-- Provided records start --

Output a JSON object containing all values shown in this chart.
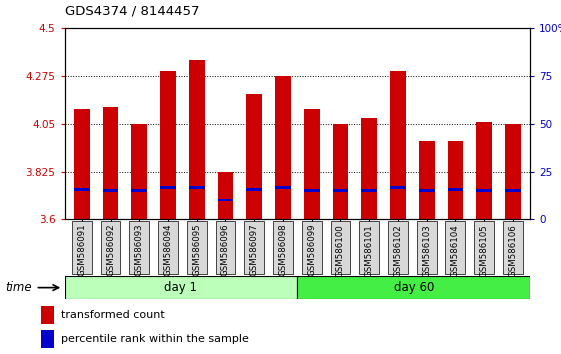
{
  "title": "GDS4374 / 8144457",
  "samples": [
    "GSM586091",
    "GSM586092",
    "GSM586093",
    "GSM586094",
    "GSM586095",
    "GSM586096",
    "GSM586097",
    "GSM586098",
    "GSM586099",
    "GSM586100",
    "GSM586101",
    "GSM586102",
    "GSM586103",
    "GSM586104",
    "GSM586105",
    "GSM586106"
  ],
  "red_values": [
    4.12,
    4.13,
    4.05,
    4.3,
    4.35,
    3.825,
    4.19,
    4.275,
    4.12,
    4.05,
    4.08,
    4.3,
    3.97,
    3.97,
    4.06,
    4.05
  ],
  "blue_bottom": [
    3.735,
    3.73,
    3.73,
    3.745,
    3.745,
    3.685,
    3.735,
    3.745,
    3.73,
    3.73,
    3.73,
    3.745,
    3.73,
    3.735,
    3.73,
    3.73
  ],
  "blue_height": [
    0.012,
    0.012,
    0.012,
    0.012,
    0.012,
    0.012,
    0.012,
    0.012,
    0.012,
    0.012,
    0.012,
    0.012,
    0.012,
    0.012,
    0.012,
    0.012
  ],
  "ymin": 3.6,
  "ymax": 4.5,
  "yticks": [
    3.6,
    3.825,
    4.05,
    4.275,
    4.5
  ],
  "ytick_labels": [
    "3.6",
    "3.825",
    "4.05",
    "4.275",
    "4.5"
  ],
  "right_yticks": [
    0,
    25,
    50,
    75,
    100
  ],
  "right_ytick_labels": [
    "0",
    "25",
    "50",
    "75",
    "100%"
  ],
  "day1_samples": 8,
  "day60_samples": 8,
  "day1_label": "day 1",
  "day60_label": "day 60",
  "time_label": "time",
  "legend_red": "transformed count",
  "legend_blue": "percentile rank within the sample",
  "bar_color_red": "#cc0000",
  "bar_color_blue": "#0000cc",
  "day1_color": "#bbffbb",
  "day60_color": "#44ee44",
  "background_color": "#ffffff",
  "tick_label_color_left": "#cc0000",
  "tick_label_color_right": "#0000cc",
  "bar_width": 0.55
}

-- Provided records end --

• _Goal_
Transcribe the records above verbatim. Do not carry over any picture.

• _Written response_
Output a JSON object containing all values shown in this chart.
{
  "title": "GDS4374 / 8144457",
  "samples": [
    "GSM586091",
    "GSM586092",
    "GSM586093",
    "GSM586094",
    "GSM586095",
    "GSM586096",
    "GSM586097",
    "GSM586098",
    "GSM586099",
    "GSM586100",
    "GSM586101",
    "GSM586102",
    "GSM586103",
    "GSM586104",
    "GSM586105",
    "GSM586106"
  ],
  "red_values": [
    4.12,
    4.13,
    4.05,
    4.3,
    4.35,
    3.825,
    4.19,
    4.275,
    4.12,
    4.05,
    4.08,
    4.3,
    3.97,
    3.97,
    4.06,
    4.05
  ],
  "blue_bottom": [
    3.735,
    3.73,
    3.73,
    3.745,
    3.745,
    3.685,
    3.735,
    3.745,
    3.73,
    3.73,
    3.73,
    3.745,
    3.73,
    3.735,
    3.73,
    3.73
  ],
  "blue_height": [
    0.012,
    0.012,
    0.012,
    0.012,
    0.012,
    0.012,
    0.012,
    0.012,
    0.012,
    0.012,
    0.012,
    0.012,
    0.012,
    0.012,
    0.012,
    0.012
  ],
  "ymin": 3.6,
  "ymax": 4.5,
  "yticks": [
    3.6,
    3.825,
    4.05,
    4.275,
    4.5
  ],
  "ytick_labels": [
    "3.6",
    "3.825",
    "4.05",
    "4.275",
    "4.5"
  ],
  "right_yticks": [
    0,
    25,
    50,
    75,
    100
  ],
  "right_ytick_labels": [
    "0",
    "25",
    "50",
    "75",
    "100%"
  ],
  "day1_samples": 8,
  "day60_samples": 8,
  "day1_label": "day 1",
  "day60_label": "day 60",
  "time_label": "time",
  "legend_red": "transformed count",
  "legend_blue": "percentile rank within the sample",
  "bar_color_red": "#cc0000",
  "bar_color_blue": "#0000cc",
  "day1_color": "#bbffbb",
  "day60_color": "#44ee44",
  "background_color": "#ffffff",
  "tick_label_color_left": "#cc0000",
  "tick_label_color_right": "#0000cc",
  "bar_width": 0.55
}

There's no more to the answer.